==== WORKING DATA

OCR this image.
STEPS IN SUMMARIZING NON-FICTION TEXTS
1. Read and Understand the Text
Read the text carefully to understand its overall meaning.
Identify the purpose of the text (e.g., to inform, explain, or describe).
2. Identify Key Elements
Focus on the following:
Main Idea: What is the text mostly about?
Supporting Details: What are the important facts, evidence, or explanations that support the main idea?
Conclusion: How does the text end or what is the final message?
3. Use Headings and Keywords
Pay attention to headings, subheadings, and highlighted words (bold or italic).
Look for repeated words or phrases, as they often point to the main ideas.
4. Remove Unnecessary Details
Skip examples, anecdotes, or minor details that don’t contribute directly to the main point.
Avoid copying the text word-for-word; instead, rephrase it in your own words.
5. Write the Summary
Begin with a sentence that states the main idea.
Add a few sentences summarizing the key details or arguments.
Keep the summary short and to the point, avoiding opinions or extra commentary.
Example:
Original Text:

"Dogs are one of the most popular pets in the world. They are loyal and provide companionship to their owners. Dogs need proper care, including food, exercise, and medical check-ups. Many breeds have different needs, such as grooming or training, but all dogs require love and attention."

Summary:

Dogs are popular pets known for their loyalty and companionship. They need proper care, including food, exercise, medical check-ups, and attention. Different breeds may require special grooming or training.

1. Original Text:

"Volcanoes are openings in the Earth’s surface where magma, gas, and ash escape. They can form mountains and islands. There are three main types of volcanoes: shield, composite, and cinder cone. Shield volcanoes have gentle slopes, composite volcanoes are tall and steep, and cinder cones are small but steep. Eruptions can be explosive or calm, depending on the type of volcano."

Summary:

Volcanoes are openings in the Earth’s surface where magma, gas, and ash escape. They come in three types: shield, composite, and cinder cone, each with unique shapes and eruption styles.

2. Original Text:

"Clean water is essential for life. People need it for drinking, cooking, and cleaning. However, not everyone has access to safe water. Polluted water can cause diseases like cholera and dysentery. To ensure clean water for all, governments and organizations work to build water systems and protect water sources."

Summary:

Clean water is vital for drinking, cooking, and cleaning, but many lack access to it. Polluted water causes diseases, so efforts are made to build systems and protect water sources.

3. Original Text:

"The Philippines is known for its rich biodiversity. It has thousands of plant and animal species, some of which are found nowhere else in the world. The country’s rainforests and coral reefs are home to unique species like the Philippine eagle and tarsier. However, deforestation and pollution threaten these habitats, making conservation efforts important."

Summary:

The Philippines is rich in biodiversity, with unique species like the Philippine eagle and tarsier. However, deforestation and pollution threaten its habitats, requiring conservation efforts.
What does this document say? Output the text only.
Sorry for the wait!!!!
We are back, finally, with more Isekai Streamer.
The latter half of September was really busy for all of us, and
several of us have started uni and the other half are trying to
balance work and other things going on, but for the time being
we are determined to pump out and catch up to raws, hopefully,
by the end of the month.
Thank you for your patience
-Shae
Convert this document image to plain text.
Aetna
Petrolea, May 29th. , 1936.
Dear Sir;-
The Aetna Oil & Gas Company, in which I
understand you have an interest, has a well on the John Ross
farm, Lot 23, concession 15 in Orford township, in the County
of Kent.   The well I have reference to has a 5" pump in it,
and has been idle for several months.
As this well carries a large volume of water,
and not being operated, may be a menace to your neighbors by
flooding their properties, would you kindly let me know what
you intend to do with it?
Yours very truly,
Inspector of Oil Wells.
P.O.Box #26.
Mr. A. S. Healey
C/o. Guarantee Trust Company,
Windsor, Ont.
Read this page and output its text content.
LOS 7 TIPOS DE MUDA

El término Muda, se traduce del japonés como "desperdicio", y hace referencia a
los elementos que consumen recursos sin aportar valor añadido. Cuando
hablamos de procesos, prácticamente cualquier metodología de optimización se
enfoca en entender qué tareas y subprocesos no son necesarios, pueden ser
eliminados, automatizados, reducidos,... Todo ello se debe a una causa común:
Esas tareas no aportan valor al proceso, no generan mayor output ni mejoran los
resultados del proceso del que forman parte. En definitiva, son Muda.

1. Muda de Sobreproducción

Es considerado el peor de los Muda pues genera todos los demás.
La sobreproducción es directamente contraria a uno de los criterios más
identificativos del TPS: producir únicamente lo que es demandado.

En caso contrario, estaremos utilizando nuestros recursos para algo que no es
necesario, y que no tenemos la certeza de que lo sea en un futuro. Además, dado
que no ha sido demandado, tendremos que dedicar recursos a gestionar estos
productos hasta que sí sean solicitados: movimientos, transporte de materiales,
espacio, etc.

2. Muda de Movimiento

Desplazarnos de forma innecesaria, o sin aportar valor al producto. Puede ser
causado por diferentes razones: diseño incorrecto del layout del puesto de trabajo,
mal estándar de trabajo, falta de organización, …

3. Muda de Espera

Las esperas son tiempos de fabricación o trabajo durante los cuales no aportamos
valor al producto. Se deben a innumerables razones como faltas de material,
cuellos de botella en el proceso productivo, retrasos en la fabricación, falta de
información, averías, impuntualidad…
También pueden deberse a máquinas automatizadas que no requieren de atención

========

_OBJECTIVE:_ Each line of the listing should be echoed back exactly.

_WRITTEN ANSWER:_
OCR this image.
STEPS IN SUMMARIZING NON-FICTION TEXTS
1. Read and Understand the Text
Read the text carefully to understand its overall meaning.
Identify the purpose of the text (e.g., to inform, explain, or describe).
2. Identify Key Elements
Focus on the following:
Main Idea: What is the text mostly about?
Supporting Details: What are the important facts, evidence, or explanations that support the main idea?
Conclusion: How does the text end or what is the final message?
3. Use Headings and Keywords
Pay attention to headings, subheadings, and highlighted words (bold or italic).
Look for repeated words or phrases, as they often point to the main ideas.
4. Remove Unnecessary Details
Skip examples, anecdotes, or minor details that don’t contribute directly to the main point.
Avoid copying the text word-for-word; instead, rephrase it in your own words.
5. Write the Summary
Begin with a sentence that states the main idea.
Add a few sentences summarizing the key details or arguments.
Keep the summary short and to the point, avoiding opinions or extra commentary.
Example:
Original Text:

"Dogs are one of the most popular pets in the world. They are loyal and provide companionship to their owners. Dogs need proper care, including food, exercise, and medical check-ups. Many breeds have different needs, such as grooming or training, but all dogs require love and attention."

Summary:

Dogs are popular pets known for their loyalty and companionship. They need proper care, including food, exercise, medical check-ups, and attention. Different breeds may require special grooming or training.

1. Original Text:

"Volcanoes are openings in the Earth’s surface where magma, gas, and ash escape. They can form mountains and islands. There are three main types of volcanoes: shield, composite, and cinder cone. Shield volcanoes have gentle slopes, composite volcanoes are tall and steep, and cinder cones are small but steep. Eruptions can be explosive or calm, depending on the type of volcano."

Summary:

Volcanoes are openings in the Earth’s surface where magma, gas, and ash escape. They come in three types: shield, composite, and cinder cone, each with unique shapes and eruption styles.

2. Original Text:

"Clean water is essential for life. People need it for drinking, cooking, and cleaning. However, not everyone has access to safe water. Polluted water can cause diseases like cholera and dysentery. To ensure clean water for all, governments and organizations work to build water systems and protect water sources."

Summary:

Clean water is vital for drinking, cooking, and cleaning, but many lack access to it. Polluted water causes diseases, so efforts are made to build systems and protect water sources.

3. Original Text:

"The Philippines is known for its rich biodiversity. It has thousands of plant and animal species, some of which are found nowhere else in the world. The country’s rainforests and coral reefs are home to unique species like the Philippine eagle and tarsier. However, deforestation and pollution threaten these habitats, making conservation efforts important."

Summary:

The Philippines is rich in biodiversity, with unique species like the Philippine eagle and tarsier. However, deforestation and pollution threaten its habitats, requiring conservation efforts.
What does this document say? Output the text only.
Sorry for the wait!!!!
We are back, finally, with more Isekai Streamer.
The latter half of September was really busy for all of us, and
several of us have started uni and the other half are trying to
balance work and other things going on, but for the time being
we are determined to pump out and catch up to raws, hopefully,
by the end of the month.
Thank you for your patience
-Shae
Convert this document image to plain text.
Aetna
Petrolea, May 29th. , 1936.
Dear Sir;-
The Aetna Oil & Gas Company, in which I
understand you have an interest, has a well on the John Ross
farm, Lot 23, concession 15 in Orford township, in the County
of Kent.   The well I have reference to has a 5" pump in it,
and has been idle for several months.
As this well carries a large volume of water,
and not being operated, may be a menace to your neighbors by
flooding their properties, would you kindly let me know what
you intend to do with it?
Yours very truly,
Inspector of Oil Wells.
P.O.Box #26.
Mr. A. S. Healey
C/o. Guarantee Trust Company,
Windsor, Ont.
Read this page and output its text content.
LOS 7 TIPOS DE MUDA

El término Muda, se traduce del japonés como "desperdicio", y hace referencia a
los elementos que consumen recursos sin aportar valor añadido. Cuando
hablamos de procesos, prácticamente cualquier metodología de optimización se
enfoca en entender qué tareas y subprocesos no son necesarios, pueden ser
eliminados, automatizados, reducidos,... Todo ello se debe a una causa común:
Esas tareas no aportan valor al proceso, no generan mayor output ni mejoran los
resultados del proceso del que forman parte. En definitiva, son Muda.

1. Muda de Sobreproducción

Es considerado el peor de los Muda pues genera todos los demás.
La sobreproducción es directamente contraria a uno de los criterios más
identificativos del TPS: producir únicamente lo que es demandado.

En caso contrario, estaremos utilizando nuestros recursos para algo que no es
necesario, y que no tenemos la certeza de que lo sea en un futuro. Además, dado
que no ha sido demandado, tendremos que dedicar recursos a gestionar estos
productos hasta que sí sean solicitados: movimientos, transporte de materiales,
espacio, etc.

2. Muda de Movimiento

Desplazarnos de forma innecesaria, o sin aportar valor al producto. Puede ser
causado por diferentes razones: diseño incorrecto del layout del puesto de trabajo,
mal estándar de trabajo, falta de organización, …

3. Muda de Espera

Las esperas son tiempos de fabricación o trabajo durante los cuales no aportamos
valor al producto. Se deben a innumerables razones como faltas de material,
cuellos de botella en el proceso productivo, retrasos en la fabricación, falta de
información, averías, impuntualidad…
También pueden deberse a máquinas automatizadas que no requieren de atención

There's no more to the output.